### Stated problem
Write out the listing below in full and exactly, leaving out every picture.

### Data supplied

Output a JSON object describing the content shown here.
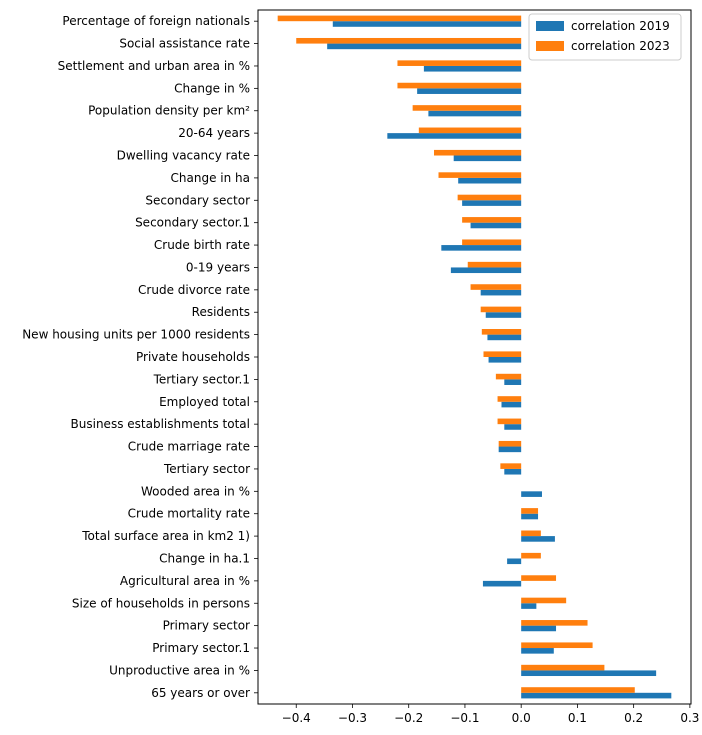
{
  "chart_data": {
    "type": "bar",
    "orientation": "horizontal",
    "categories": [
      "Percentage of foreign nationals",
      "Social assistance rate",
      "Settlement and urban area in %",
      "Change in %",
      "Population density per km²",
      "20-64 years",
      "Dwelling vacancy rate",
      "Change in ha",
      "Secondary sector",
      "Secondary sector.1",
      "Crude birth rate",
      "0-19 years",
      "Crude divorce rate",
      "Residents",
      "New housing units per 1000 residents",
      "Private households",
      "Tertiary sector.1",
      "Employed total",
      "Business establishments total",
      "Crude marriage rate",
      "Tertiary sector",
      "Wooded area in %",
      "Crude mortality rate",
      "Total surface area in km2  1)",
      "Change in ha.1",
      "Agricultural area in %",
      "Size of households in persons",
      "Primary sector",
      "Primary sector.1",
      "Unproductive area in %",
      "65 years or over"
    ],
    "series": [
      {
        "name": "correlation 2019",
        "color": "#1f77b4",
        "values": [
          -0.335,
          -0.345,
          -0.173,
          -0.185,
          -0.165,
          -0.238,
          -0.12,
          -0.112,
          -0.105,
          -0.09,
          -0.142,
          -0.125,
          -0.072,
          -0.063,
          -0.06,
          -0.058,
          -0.03,
          -0.035,
          -0.03,
          -0.04,
          -0.03,
          0.037,
          0.03,
          0.06,
          -0.025,
          -0.068,
          0.027,
          0.062,
          0.058,
          0.24,
          0.267
        ]
      },
      {
        "name": "correlation 2023",
        "color": "#ff7f0e",
        "values": [
          -0.433,
          -0.4,
          -0.22,
          -0.22,
          -0.193,
          -0.182,
          -0.155,
          -0.147,
          -0.113,
          -0.105,
          -0.105,
          -0.095,
          -0.09,
          -0.072,
          -0.07,
          -0.067,
          -0.045,
          -0.042,
          -0.042,
          -0.04,
          -0.037,
          0.0,
          0.03,
          0.035,
          0.035,
          0.062,
          0.08,
          0.118,
          0.127,
          0.148,
          0.202
        ]
      }
    ],
    "xticks": [
      "−0.4",
      "−0.3",
      "−0.2",
      "−0.1",
      "0.0",
      "0.1",
      "0.2",
      "0.3"
    ],
    "xtick_values": [
      -0.4,
      -0.3,
      -0.2,
      -0.1,
      0.0,
      0.1,
      0.2,
      0.3
    ],
    "xlim": [
      -0.468,
      0.302
    ],
    "legend_position": "top-right",
    "grid": false
  }
}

### Result for this exercise
Output a JSON object describing the content shown here.
{
  "chart_data": {
    "type": "bar",
    "orientation": "horizontal",
    "categories": [
      "Percentage of foreign nationals",
      "Social assistance rate",
      "Settlement and urban area in %",
      "Change in %",
      "Population density per km²",
      "20-64 years",
      "Dwelling vacancy rate",
      "Change in ha",
      "Secondary sector",
      "Secondary sector.1",
      "Crude birth rate",
      "0-19 years",
      "Crude divorce rate",
      "Residents",
      "New housing units per 1000 residents",
      "Private households",
      "Tertiary sector.1",
      "Employed total",
      "Business establishments total",
      "Crude marriage rate",
      "Tertiary sector",
      "Wooded area in %",
      "Crude mortality rate",
      "Total surface area in km2  1)",
      "Change in ha.1",
      "Agricultural area in %",
      "Size of households in persons",
      "Primary sector",
      "Primary sector.1",
      "Unproductive area in %",
      "65 years or over"
    ],
    "series": [
      {
        "name": "correlation 2019",
        "color": "#1f77b4",
        "values": [
          -0.335,
          -0.345,
          -0.173,
          -0.185,
          -0.165,
          -0.238,
          -0.12,
          -0.112,
          -0.105,
          -0.09,
          -0.142,
          -0.125,
          -0.072,
          -0.063,
          -0.06,
          -0.058,
          -0.03,
          -0.035,
          -0.03,
          -0.04,
          -0.03,
          0.037,
          0.03,
          0.06,
          -0.025,
          -0.068,
          0.027,
          0.062,
          0.058,
          0.24,
          0.267
        ]
      },
      {
        "name": "correlation 2023",
        "color": "#ff7f0e",
        "values": [
          -0.433,
          -0.4,
          -0.22,
          -0.22,
          -0.193,
          -0.182,
          -0.155,
          -0.147,
          -0.113,
          -0.105,
          -0.105,
          -0.095,
          -0.09,
          -0.072,
          -0.07,
          -0.067,
          -0.045,
          -0.042,
          -0.042,
          -0.04,
          -0.037,
          0.0,
          0.03,
          0.035,
          0.035,
          0.062,
          0.08,
          0.118,
          0.127,
          0.148,
          0.202
        ]
      }
    ],
    "xticks": [
      "−0.4",
      "−0.3",
      "−0.2",
      "−0.1",
      "0.0",
      "0.1",
      "0.2",
      "0.3"
    ],
    "xtick_values": [
      -0.4,
      -0.3,
      -0.2,
      -0.1,
      0.0,
      0.1,
      0.2,
      0.3
    ],
    "xlim": [
      -0.468,
      0.302
    ],
    "legend_position": "top-right",
    "grid": false
  }
}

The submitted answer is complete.